### Work instructions
Reproduce the ginger post below word for word, from its title to its final line.

# Start of Page extract

All Things Ginger

Ginger rootIreland is a land of mysteries. One of the mysteries is this: why do the Summer school holidays begin when Summer is over?

Every year of the decade I have spent here, the hottest days were in May through June and 2016 seems not to be an exception, unfortunately. It’s barely the middle of June and I can already feel a hint of Autumn in the air. Or am I just paranoid?
Don’t get me wrong, I love living in Ireland. However, I am a bit sour about the Irish weather business at the moment. It’s because I (kind of) perfected my fermented drinks and have been very excited about writing a very cheerful post on how to quench your thirst. Well, I don’t know about you, but I don’t have much thirst to quench with 17 degrees Celcius outside.

Anyway, I drink large amounts of kombucha, water kefir and ginger beer because I run regular workshops now and need to repopulate the cultures constantly. And, because, regardless the weather, I love them.

You  can read about kombucha and water kefir in my past posts, so today I will give you a bit of info about the ginger beer.

Ginger beer can be easily confused with other ginger stuff, so let me explain a bit.

  1. Ginger bug is naturally fermented sugar and ginger used as a starter for homemade sodas. It contains wild yeast that naturally grows on ginger if you let them, the same way as when you make a sourdough starter. Read a recipe on how to make ginger bug here.

# End of Page extract
# Start of Raw data

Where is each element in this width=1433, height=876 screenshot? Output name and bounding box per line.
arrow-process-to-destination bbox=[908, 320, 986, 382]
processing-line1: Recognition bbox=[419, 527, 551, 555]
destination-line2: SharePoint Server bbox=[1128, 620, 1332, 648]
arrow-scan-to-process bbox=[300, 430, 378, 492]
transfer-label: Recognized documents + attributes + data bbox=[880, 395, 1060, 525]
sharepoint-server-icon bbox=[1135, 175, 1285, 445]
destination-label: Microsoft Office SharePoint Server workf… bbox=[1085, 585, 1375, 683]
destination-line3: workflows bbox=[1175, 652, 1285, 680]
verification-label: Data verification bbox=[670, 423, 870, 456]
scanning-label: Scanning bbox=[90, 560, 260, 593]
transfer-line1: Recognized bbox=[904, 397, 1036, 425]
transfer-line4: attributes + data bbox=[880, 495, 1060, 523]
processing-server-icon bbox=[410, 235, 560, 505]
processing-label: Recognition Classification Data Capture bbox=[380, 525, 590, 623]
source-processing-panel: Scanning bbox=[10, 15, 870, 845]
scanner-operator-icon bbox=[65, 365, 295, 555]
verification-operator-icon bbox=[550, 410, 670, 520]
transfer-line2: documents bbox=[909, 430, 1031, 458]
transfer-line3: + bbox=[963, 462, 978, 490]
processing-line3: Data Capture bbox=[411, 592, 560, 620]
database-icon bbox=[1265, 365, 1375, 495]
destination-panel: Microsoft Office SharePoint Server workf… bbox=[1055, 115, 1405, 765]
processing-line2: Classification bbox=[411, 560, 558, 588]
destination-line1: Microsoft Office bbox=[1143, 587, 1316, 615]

# End of Raw data

### Answer
All Things Ginger

Ginger rootIreland is a land of mysteries. One of the mysteries is this: why do the Summer school holidays begin when Summer is over?

Every year of the decade I have spent here, the hottest days were in May through June and 2016 seems not to be an exception, unfortunately. It’s barely the middle of June and I can already feel a hint of Autumn in the air. Or am I just paranoid?
Don’t get me wrong, I love living in Ireland. However, I am a bit sour about the Irish weather business at the moment. It’s because I (kind of) perfected my fermented drinks and have been very excited about writing a very cheerful post on how to quench your thirst. Well, I don’t know about you, but I don’t have much thirst to quench with 17 degrees Celcius outside.

Anyway, I drink large amounts of kombucha, water kefir and ginger beer because I run regular workshops now and need to repopulate the cultures constantly. And, because, regardless the weather, I love them.

You  can read about kombucha and water kefir in my past posts, so today I will give you a bit of info about the ginger beer.

Ginger beer can be easily confused with other ginger stuff, so let me explain a bit.

  1. Ginger bug is naturally fermented sugar and ginger used as a starter for homemade sodas. It contains wild yeast that naturally grows on ginger if you let them, the same way as when you make a sourdough starter. Read a recipe on how to make ginger bug here.